WHAT TO PRODUCE: Transcribe all the records exactly and omit any images they hold.
■ ■ ■
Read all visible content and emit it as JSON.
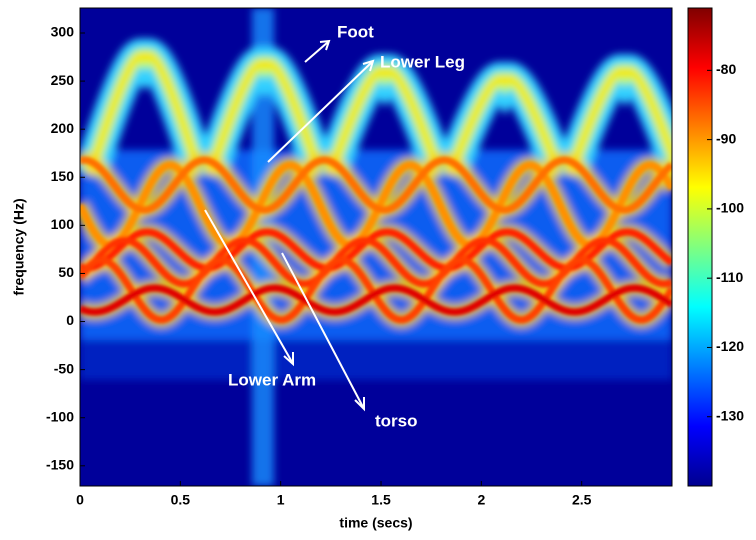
{
  "chart_data": {
    "type": "spectrogram",
    "xlabel": "time (secs)",
    "ylabel": "frequency (Hz)",
    "xlim": [
      0,
      2.95
    ],
    "xticks": [
      0,
      0.5,
      1,
      1.5,
      2,
      2.5
    ],
    "ylim": [
      -171,
      326
    ],
    "yticks": [
      -150,
      -100,
      -50,
      0,
      50,
      100,
      150,
      200,
      250,
      300
    ],
    "colorbar": {
      "lim": [
        -140,
        -71
      ],
      "ticks": [
        -130,
        -120,
        -110,
        -100,
        -90,
        -80
      ]
    },
    "annotations": [
      "Foot",
      "Lower Leg",
      "Lower Arm",
      "torso"
    ]
  }
}
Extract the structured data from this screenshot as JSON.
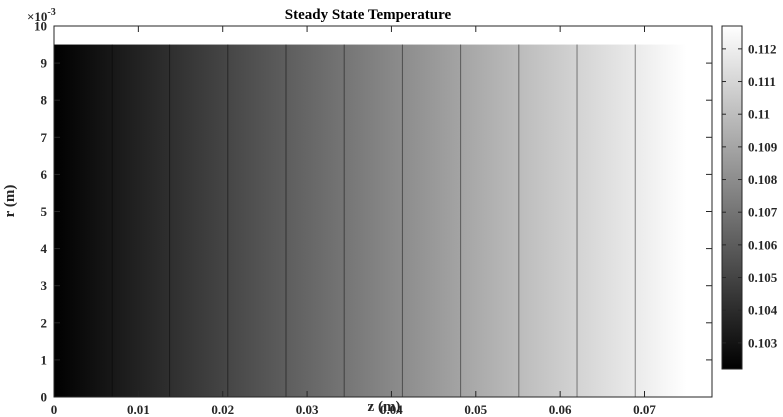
{
  "chart_data": {
    "type": "heatmap",
    "title": "Steady State Temperature",
    "xlabel": "z (m)",
    "ylabel": "r (m)",
    "xlim": [
      0,
      0.078
    ],
    "ylim": [
      0,
      0.01
    ],
    "x_ticks": [
      "0",
      "0.01",
      "0.02",
      "0.03",
      "0.04",
      "0.05",
      "0.06",
      "0.07"
    ],
    "x_tick_values": [
      0,
      0.01,
      0.02,
      0.03,
      0.04,
      0.05,
      0.06,
      0.07
    ],
    "y_ticks": [
      "0",
      "1",
      "2",
      "3",
      "4",
      "5",
      "6",
      "7",
      "8",
      "9",
      "10"
    ],
    "y_tick_values": [
      0,
      1,
      2,
      3,
      4,
      5,
      6,
      7,
      8,
      9,
      10
    ],
    "y_multiplier": "×10",
    "y_multiplier_exponent": "-3",
    "colormap": "gray",
    "colorbar": {
      "range": [
        0.1022,
        0.1127
      ],
      "ticks": [
        "0.103",
        "0.104",
        "0.105",
        "0.106",
        "0.107",
        "0.108",
        "0.109",
        "0.11",
        "0.111",
        "0.112"
      ],
      "tick_values": [
        0.103,
        0.104,
        0.105,
        0.106,
        0.107,
        0.108,
        0.109,
        0.11,
        0.111,
        0.112
      ]
    },
    "field": {
      "z_range": [
        0,
        0.075
      ],
      "r_range": [
        0,
        0.0095
      ],
      "value_at_z_min": 0.1022,
      "value_at_z_max": 0.1127,
      "variation": "linear in z, uniform in r"
    },
    "contour_z": [
      0.0069,
      0.0137,
      0.0206,
      0.0275,
      0.0344,
      0.0413,
      0.0482,
      0.0551,
      0.062,
      0.0689
    ]
  }
}
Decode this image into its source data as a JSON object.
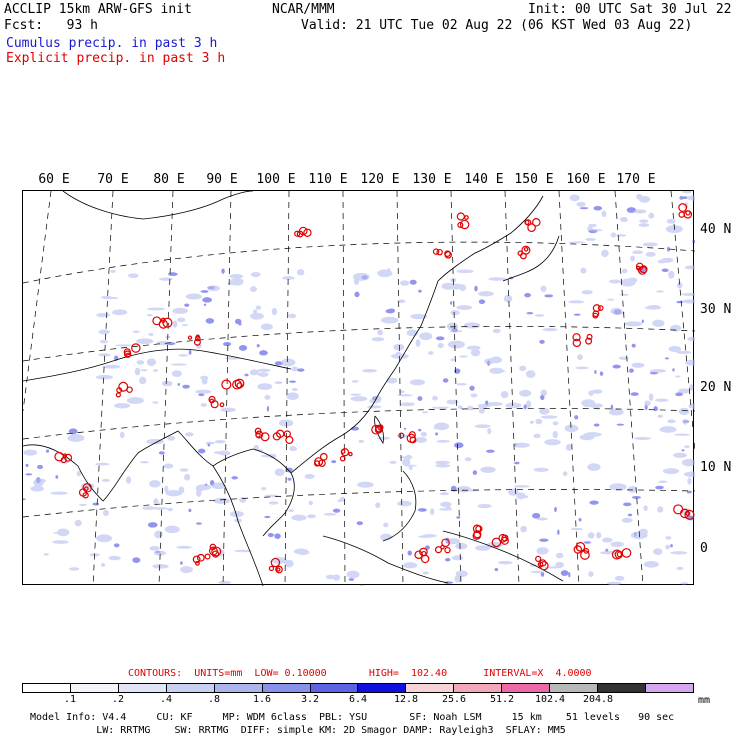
{
  "header": {
    "line1_left": "ACCLIP 15km ARW-GFS init",
    "line1_center": "NCAR/MMM",
    "line1_right": "Init: 00 UTC Sat 30 Jul 22",
    "line2_left": "Fcst:   93 h",
    "line2_right": "Valid: 21 UTC Tue 02 Aug 22 (06 KST Wed 03 Aug 22)",
    "cumulus_label": "Cumulus precip. in past 3 h",
    "explicit_label": "Explicit precip. in past 3 h"
  },
  "map": {
    "lon_labels": [
      "60 E",
      "70 E",
      "80 E",
      "90 E",
      "100 E",
      "110 E",
      "120 E",
      "130 E",
      "140 E",
      "150 E",
      "160 E",
      "170 E"
    ],
    "lat_labels": [
      "40 N",
      "30 N",
      "20 N",
      "10 N",
      "0"
    ]
  },
  "contours": {
    "text": "CONTOURS:  UNITS=mm  LOW= 0.10000       HIGH=  102.40      INTERVAL=X  4.0000"
  },
  "colorbar": {
    "colors": [
      "#ffffff",
      "#f4f4fb",
      "#e2e5f5",
      "#c9d1f0",
      "#aab6ec",
      "#8792ea",
      "#5e63e2",
      "#1010e0",
      "#f6d3d6",
      "#f2a8b8",
      "#ea6aa8",
      "#b8b8b8",
      "#333333",
      "#d7a6f0"
    ],
    "labels": [
      ".1",
      ".2",
      ".4",
      ".8",
      "1.6",
      "3.2",
      "6.4",
      "12.8",
      "25.6",
      "51.2",
      "102.4",
      "204.8"
    ],
    "units": "mm"
  },
  "footer": {
    "line1": "Model Info: V4.4     CU: KF     MP: WDM 6class  PBL: YSU       SF: Noah LSM     15 km    51 levels   90 sec",
    "line2": "           LW: RRTMG    SW: RRTMG  DIFF: simple KM: 2D Smagor DAMP: Rayleigh3  SFLAY: MM5"
  }
}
■ ■ ■
ANSWER:
Read all visible content and emit it as JSON.
{
  "chart_data": {
    "type": "spectrogram",
    "xlabel": "time (secs)",
    "ylabel": "frequency (Hz)",
    "xlim": [
      0,
      2.95
    ],
    "xticks": [
      0,
      0.5,
      1,
      1.5,
      2,
      2.5
    ],
    "ylim": [
      -171,
      326
    ],
    "yticks": [
      -150,
      -100,
      -50,
      0,
      50,
      100,
      150,
      200,
      250,
      300
    ],
    "colorbar": {
      "lim": [
        -140,
        -71
      ],
      "ticks": [
        -130,
        -120,
        -110,
        -100,
        -90,
        -80
      ]
    },
    "annotations": [
      "Foot",
      "Lower Leg",
      "Lower Arm",
      "torso"
    ]
  }
}
Extract the structured data from this screenshot as JSON.
{
  "chart_data": {
    "type": "heatmap",
    "title": "Steady State Temperature",
    "xlabel": "z (m)",
    "ylabel": "r (m)",
    "xlim": [
      0,
      0.078
    ],
    "ylim": [
      0,
      0.01
    ],
    "x_ticks": [
      "0",
      "0.01",
      "0.02",
      "0.03",
      "0.04",
      "0.05",
      "0.06",
      "0.07"
    ],
    "x_tick_values": [
      0,
      0.01,
      0.02,
      0.03,
      0.04,
      0.05,
      0.06,
      0.07
    ],
    "y_ticks": [
      "0",
      "1",
      "2",
      "3",
      "4",
      "5",
      "6",
      "7",
      "8",
      "9",
      "10"
    ],
    "y_tick_values": [
      0,
      1,
      2,
      3,
      4,
      5,
      6,
      7,
      8,
      9,
      10
    ],
    "y_multiplier": "×10",
    "y_multiplier_exponent": "-3",
    "colormap": "gray",
    "colorbar": {
      "range": [
        0.1022,
        0.1127
      ],
      "ticks": [
        "0.103",
        "0.104",
        "0.105",
        "0.106",
        "0.107",
        "0.108",
        "0.109",
        "0.11",
        "0.111",
        "0.112"
      ],
      "tick_values": [
        0.103,
        0.104,
        0.105,
        0.106,
        0.107,
        0.108,
        0.109,
        0.11,
        0.111,
        0.112
      ]
    },
    "field": {
      "z_range": [
        0,
        0.075
      ],
      "r_range": [
        0,
        0.0095
      ],
      "value_at_z_min": 0.1022,
      "value_at_z_max": 0.1127,
      "variation": "linear in z, uniform in r"
    },
    "contour_z": [
      0.0069,
      0.0137,
      0.0206,
      0.0275,
      0.0344,
      0.0413,
      0.0482,
      0.0551,
      0.062,
      0.0689
    ]
  }
}
Decode this image into its source data as a JSON object.
{
  "header": {
    "line1_left": "ACCLIP 15km ARW-GFS init",
    "line1_center": "NCAR/MMM",
    "line1_right": "Init: 00 UTC Sat 30 Jul 22",
    "line2_left": "Fcst:   93 h",
    "line2_right": "Valid: 21 UTC Tue 02 Aug 22 (06 KST Wed 03 Aug 22)",
    "cumulus_label": "Cumulus precip. in past 3 h",
    "explicit_label": "Explicit precip. in past 3 h"
  },
  "map": {
    "lon_labels": [
      "60 E",
      "70 E",
      "80 E",
      "90 E",
      "100 E",
      "110 E",
      "120 E",
      "130 E",
      "140 E",
      "150 E",
      "160 E",
      "170 E"
    ],
    "lat_labels": [
      "40 N",
      "30 N",
      "20 N",
      "10 N",
      "0"
    ]
  },
  "contours": {
    "text": "CONTOURS:  UNITS=mm  LOW= 0.10000       HIGH=  102.40      INTERVAL=X  4.0000"
  },
  "colorbar": {
    "colors": [
      "#ffffff",
      "#f4f4fb",
      "#e2e5f5",
      "#c9d1f0",
      "#aab6ec",
      "#8792ea",
      "#5e63e2",
      "#1010e0",
      "#f6d3d6",
      "#f2a8b8",
      "#ea6aa8",
      "#b8b8b8",
      "#333333",
      "#d7a6f0"
    ],
    "labels": [
      ".1",
      ".2",
      ".4",
      ".8",
      "1.6",
      "3.2",
      "6.4",
      "12.8",
      "25.6",
      "51.2",
      "102.4",
      "204.8"
    ],
    "units": "mm"
  },
  "footer": {
    "line1": "Model Info: V4.4     CU: KF     MP: WDM 6class  PBL: YSU       SF: Noah LSM     15 km    51 levels   90 sec",
    "line2": "           LW: RRTMG    SW: RRTMG  DIFF: simple KM: 2D Smagor DAMP: Rayleigh3  SFLAY: MM5"
  }
}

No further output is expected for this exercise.